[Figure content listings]
________________________________________
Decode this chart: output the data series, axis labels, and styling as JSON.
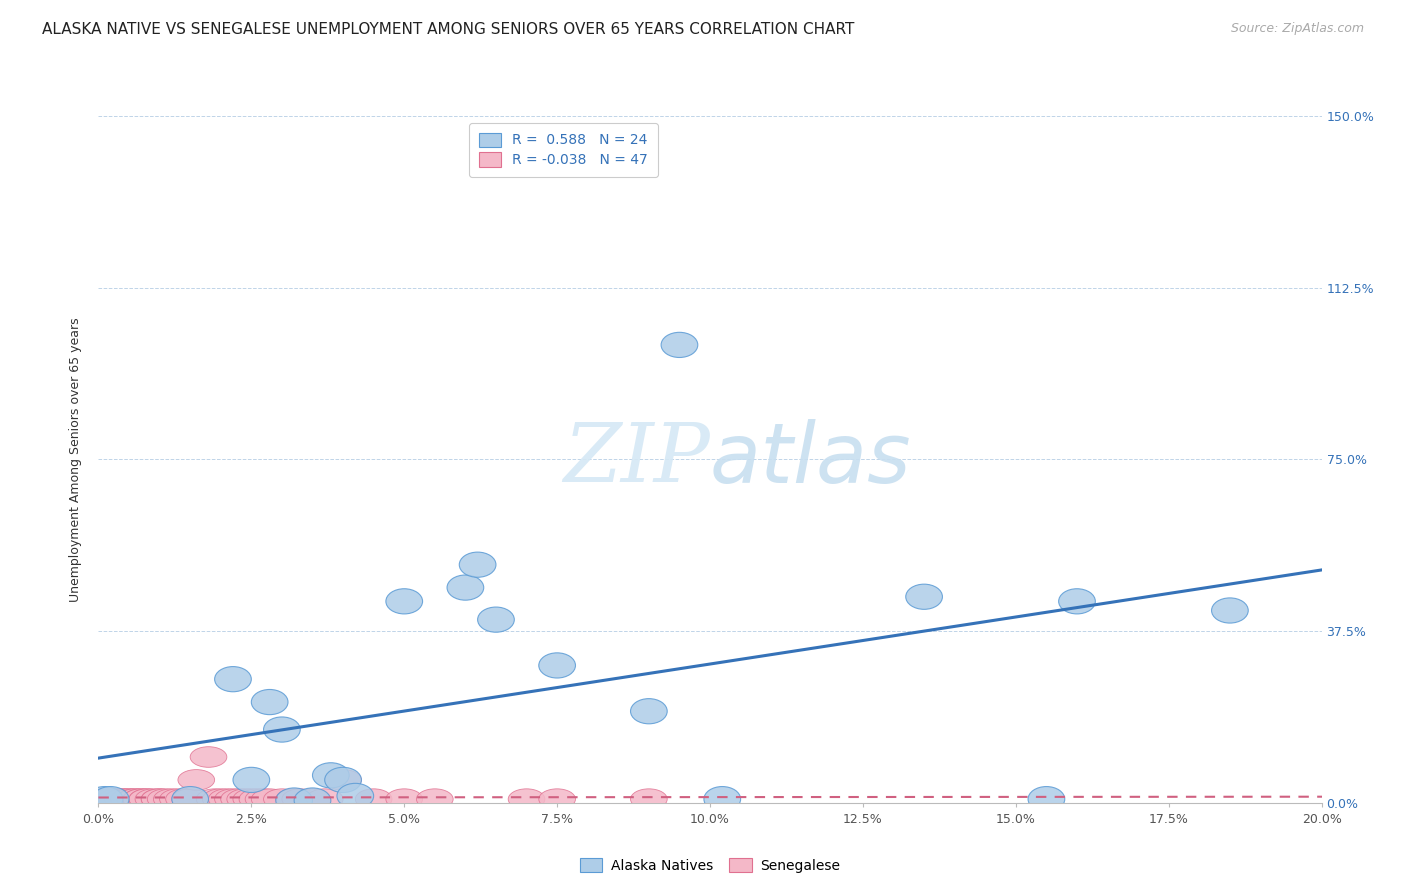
{
  "title": "ALASKA NATIVE VS SENEGALESE UNEMPLOYMENT AMONG SENIORS OVER 65 YEARS CORRELATION CHART",
  "source": "Source: ZipAtlas.com",
  "xlabel_ticks": [
    "0.0%",
    "2.5%",
    "5.0%",
    "7.5%",
    "10.0%",
    "12.5%",
    "15.0%",
    "17.5%",
    "20.0%"
  ],
  "xlabel_vals": [
    0.0,
    0.025,
    0.05,
    0.075,
    0.1,
    0.125,
    0.15,
    0.175,
    0.2
  ],
  "ylabel_vals": [
    0.0,
    0.375,
    0.75,
    1.125,
    1.5
  ],
  "ylabel_right_ticks": [
    "0.0%",
    "37.5%",
    "75.0%",
    "112.5%",
    "150.0%"
  ],
  "ylabel_label": "Unemployment Among Seniors over 65 years",
  "xlim": [
    0.0,
    0.2
  ],
  "ylim": [
    0.0,
    1.5
  ],
  "alaska_scatter_x": [
    0.001,
    0.002,
    0.015,
    0.022,
    0.025,
    0.028,
    0.03,
    0.032,
    0.035,
    0.038,
    0.04,
    0.042,
    0.05,
    0.06,
    0.062,
    0.065,
    0.075,
    0.09,
    0.095,
    0.102,
    0.135,
    0.155,
    0.16,
    0.185
  ],
  "alaska_scatter_y": [
    0.008,
    0.008,
    0.008,
    0.27,
    0.05,
    0.22,
    0.16,
    0.005,
    0.005,
    0.06,
    0.05,
    0.015,
    0.44,
    0.47,
    0.52,
    0.4,
    0.3,
    0.2,
    1.0,
    0.008,
    0.45,
    0.008,
    0.44,
    0.42
  ],
  "alaska_R": 0.588,
  "alaska_N": 24,
  "senegalese_scatter_x": [
    0.001,
    0.002,
    0.002,
    0.003,
    0.003,
    0.004,
    0.004,
    0.005,
    0.005,
    0.006,
    0.006,
    0.007,
    0.007,
    0.008,
    0.008,
    0.009,
    0.01,
    0.01,
    0.011,
    0.012,
    0.013,
    0.014,
    0.015,
    0.016,
    0.018,
    0.019,
    0.02,
    0.021,
    0.022,
    0.023,
    0.024,
    0.025,
    0.026,
    0.027,
    0.028,
    0.03,
    0.032,
    0.033,
    0.035,
    0.037,
    0.04,
    0.045,
    0.05,
    0.055,
    0.07,
    0.075,
    0.09
  ],
  "senegalese_scatter_y": [
    0.008,
    0.008,
    0.008,
    0.008,
    0.008,
    0.008,
    0.008,
    0.008,
    0.008,
    0.008,
    0.008,
    0.008,
    0.008,
    0.008,
    0.008,
    0.008,
    0.008,
    0.008,
    0.008,
    0.008,
    0.008,
    0.008,
    0.008,
    0.05,
    0.1,
    0.008,
    0.008,
    0.008,
    0.008,
    0.008,
    0.008,
    0.008,
    0.008,
    0.008,
    0.008,
    0.008,
    0.008,
    0.008,
    0.008,
    0.008,
    0.05,
    0.008,
    0.008,
    0.008,
    0.008,
    0.008,
    0.008
  ],
  "senegalese_R": -0.038,
  "senegalese_N": 47,
  "alaska_color": "#aecde8",
  "alaska_edge_color": "#5b9bd5",
  "senegalese_color": "#f4b8c8",
  "senegalese_edge_color": "#e07090",
  "alaska_line_color": "#3572b8",
  "senegalese_line_color": "#d06080",
  "background_color": "#ffffff",
  "grid_color": "#c0d4e8",
  "watermark_color": "#d5e8f5",
  "title_fontsize": 11,
  "source_fontsize": 9,
  "axis_label_fontsize": 9,
  "tick_fontsize": 9,
  "legend_fontsize": 10,
  "right_tick_color": "#3572b8"
}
________________________________________
» EXERCISE
Please repeat the entries exactly. Do not include the pictures.

» FULL ANSWER
Decode this chart: output the data series, axis labels, and styling as JSON.
{
  "title": "ALASKA NATIVE VS SENEGALESE UNEMPLOYMENT AMONG SENIORS OVER 65 YEARS CORRELATION CHART",
  "source": "Source: ZipAtlas.com",
  "xlabel_ticks": [
    "0.0%",
    "2.5%",
    "5.0%",
    "7.5%",
    "10.0%",
    "12.5%",
    "15.0%",
    "17.5%",
    "20.0%"
  ],
  "xlabel_vals": [
    0.0,
    0.025,
    0.05,
    0.075,
    0.1,
    0.125,
    0.15,
    0.175,
    0.2
  ],
  "ylabel_vals": [
    0.0,
    0.375,
    0.75,
    1.125,
    1.5
  ],
  "ylabel_right_ticks": [
    "0.0%",
    "37.5%",
    "75.0%",
    "112.5%",
    "150.0%"
  ],
  "ylabel_label": "Unemployment Among Seniors over 65 years",
  "xlim": [
    0.0,
    0.2
  ],
  "ylim": [
    0.0,
    1.5
  ],
  "alaska_scatter_x": [
    0.001,
    0.002,
    0.015,
    0.022,
    0.025,
    0.028,
    0.03,
    0.032,
    0.035,
    0.038,
    0.04,
    0.042,
    0.05,
    0.06,
    0.062,
    0.065,
    0.075,
    0.09,
    0.095,
    0.102,
    0.135,
    0.155,
    0.16,
    0.185
  ],
  "alaska_scatter_y": [
    0.008,
    0.008,
    0.008,
    0.27,
    0.05,
    0.22,
    0.16,
    0.005,
    0.005,
    0.06,
    0.05,
    0.015,
    0.44,
    0.47,
    0.52,
    0.4,
    0.3,
    0.2,
    1.0,
    0.008,
    0.45,
    0.008,
    0.44,
    0.42
  ],
  "alaska_R": 0.588,
  "alaska_N": 24,
  "senegalese_scatter_x": [
    0.001,
    0.002,
    0.002,
    0.003,
    0.003,
    0.004,
    0.004,
    0.005,
    0.005,
    0.006,
    0.006,
    0.007,
    0.007,
    0.008,
    0.008,
    0.009,
    0.01,
    0.01,
    0.011,
    0.012,
    0.013,
    0.014,
    0.015,
    0.016,
    0.018,
    0.019,
    0.02,
    0.021,
    0.022,
    0.023,
    0.024,
    0.025,
    0.026,
    0.027,
    0.028,
    0.03,
    0.032,
    0.033,
    0.035,
    0.037,
    0.04,
    0.045,
    0.05,
    0.055,
    0.07,
    0.075,
    0.09
  ],
  "senegalese_scatter_y": [
    0.008,
    0.008,
    0.008,
    0.008,
    0.008,
    0.008,
    0.008,
    0.008,
    0.008,
    0.008,
    0.008,
    0.008,
    0.008,
    0.008,
    0.008,
    0.008,
    0.008,
    0.008,
    0.008,
    0.008,
    0.008,
    0.008,
    0.008,
    0.05,
    0.1,
    0.008,
    0.008,
    0.008,
    0.008,
    0.008,
    0.008,
    0.008,
    0.008,
    0.008,
    0.008,
    0.008,
    0.008,
    0.008,
    0.008,
    0.008,
    0.05,
    0.008,
    0.008,
    0.008,
    0.008,
    0.008,
    0.008
  ],
  "senegalese_R": -0.038,
  "senegalese_N": 47,
  "alaska_color": "#aecde8",
  "alaska_edge_color": "#5b9bd5",
  "senegalese_color": "#f4b8c8",
  "senegalese_edge_color": "#e07090",
  "alaska_line_color": "#3572b8",
  "senegalese_line_color": "#d06080",
  "background_color": "#ffffff",
  "grid_color": "#c0d4e8",
  "watermark_color": "#d5e8f5",
  "title_fontsize": 11,
  "source_fontsize": 9,
  "axis_label_fontsize": 9,
  "tick_fontsize": 9,
  "legend_fontsize": 10,
  "right_tick_color": "#3572b8"
}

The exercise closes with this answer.